■ TASK DETAILS
Repeat the lines that follow, leaving nothing out.

■ SUPPLIED DATA

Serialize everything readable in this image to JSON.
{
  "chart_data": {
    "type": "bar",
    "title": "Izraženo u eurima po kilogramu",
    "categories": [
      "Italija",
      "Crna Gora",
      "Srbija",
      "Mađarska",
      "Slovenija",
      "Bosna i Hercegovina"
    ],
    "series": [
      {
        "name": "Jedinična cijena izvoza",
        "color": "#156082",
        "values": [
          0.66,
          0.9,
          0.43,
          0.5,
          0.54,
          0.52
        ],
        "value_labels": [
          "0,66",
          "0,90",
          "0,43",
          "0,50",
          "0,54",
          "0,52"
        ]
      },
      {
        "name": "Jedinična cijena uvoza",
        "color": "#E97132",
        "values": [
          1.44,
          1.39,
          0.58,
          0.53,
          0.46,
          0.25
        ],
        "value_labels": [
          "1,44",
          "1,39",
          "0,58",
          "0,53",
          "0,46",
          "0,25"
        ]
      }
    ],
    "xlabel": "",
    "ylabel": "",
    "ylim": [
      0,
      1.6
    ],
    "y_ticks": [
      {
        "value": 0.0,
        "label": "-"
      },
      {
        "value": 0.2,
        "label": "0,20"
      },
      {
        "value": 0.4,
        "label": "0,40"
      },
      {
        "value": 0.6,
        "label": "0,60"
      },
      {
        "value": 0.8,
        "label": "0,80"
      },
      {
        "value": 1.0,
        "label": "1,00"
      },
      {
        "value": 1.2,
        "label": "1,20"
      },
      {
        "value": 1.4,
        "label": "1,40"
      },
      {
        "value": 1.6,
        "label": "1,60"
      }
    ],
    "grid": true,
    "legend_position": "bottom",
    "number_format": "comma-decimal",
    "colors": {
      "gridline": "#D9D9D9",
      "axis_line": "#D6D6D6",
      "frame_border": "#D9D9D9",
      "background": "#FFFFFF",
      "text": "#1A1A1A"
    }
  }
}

■ REPLY TO THE TASK
Serialize everything readable in this image to JSON.
{
  "chart_data": {
    "type": "bar",
    "title": "Izraženo u eurima po kilogramu",
    "categories": [
      "Italija",
      "Crna Gora",
      "Srbija",
      "Mađarska",
      "Slovenija",
      "Bosna i Hercegovina"
    ],
    "series": [
      {
        "name": "Jedinična cijena izvoza",
        "color": "#156082",
        "values": [
          0.66,
          0.9,
          0.43,
          0.5,
          0.54,
          0.52
        ],
        "value_labels": [
          "0,66",
          "0,90",
          "0,43",
          "0,50",
          "0,54",
          "0,52"
        ]
      },
      {
        "name": "Jedinična cijena uvoza",
        "color": "#E97132",
        "values": [
          1.44,
          1.39,
          0.58,
          0.53,
          0.46,
          0.25
        ],
        "value_labels": [
          "1,44",
          "1,39",
          "0,58",
          "0,53",
          "0,46",
          "0,25"
        ]
      }
    ],
    "xlabel": "",
    "ylabel": "",
    "ylim": [
      0,
      1.6
    ],
    "y_ticks": [
      {
        "value": 0.0,
        "label": "-"
      },
      {
        "value": 0.2,
        "label": "0,20"
      },
      {
        "value": 0.4,
        "label": "0,40"
      },
      {
        "value": 0.6,
        "label": "0,60"
      },
      {
        "value": 0.8,
        "label": "0,80"
      },
      {
        "value": 1.0,
        "label": "1,00"
      },
      {
        "value": 1.2,
        "label": "1,20"
      },
      {
        "value": 1.4,
        "label": "1,40"
      },
      {
        "value": 1.6,
        "label": "1,60"
      }
    ],
    "grid": true,
    "legend_position": "bottom",
    "number_format": "comma-decimal",
    "colors": {
      "gridline": "#D9D9D9",
      "axis_line": "#D6D6D6",
      "frame_border": "#D9D9D9",
      "background": "#FFFFFF",
      "text": "#1A1A1A"
    }
  }
}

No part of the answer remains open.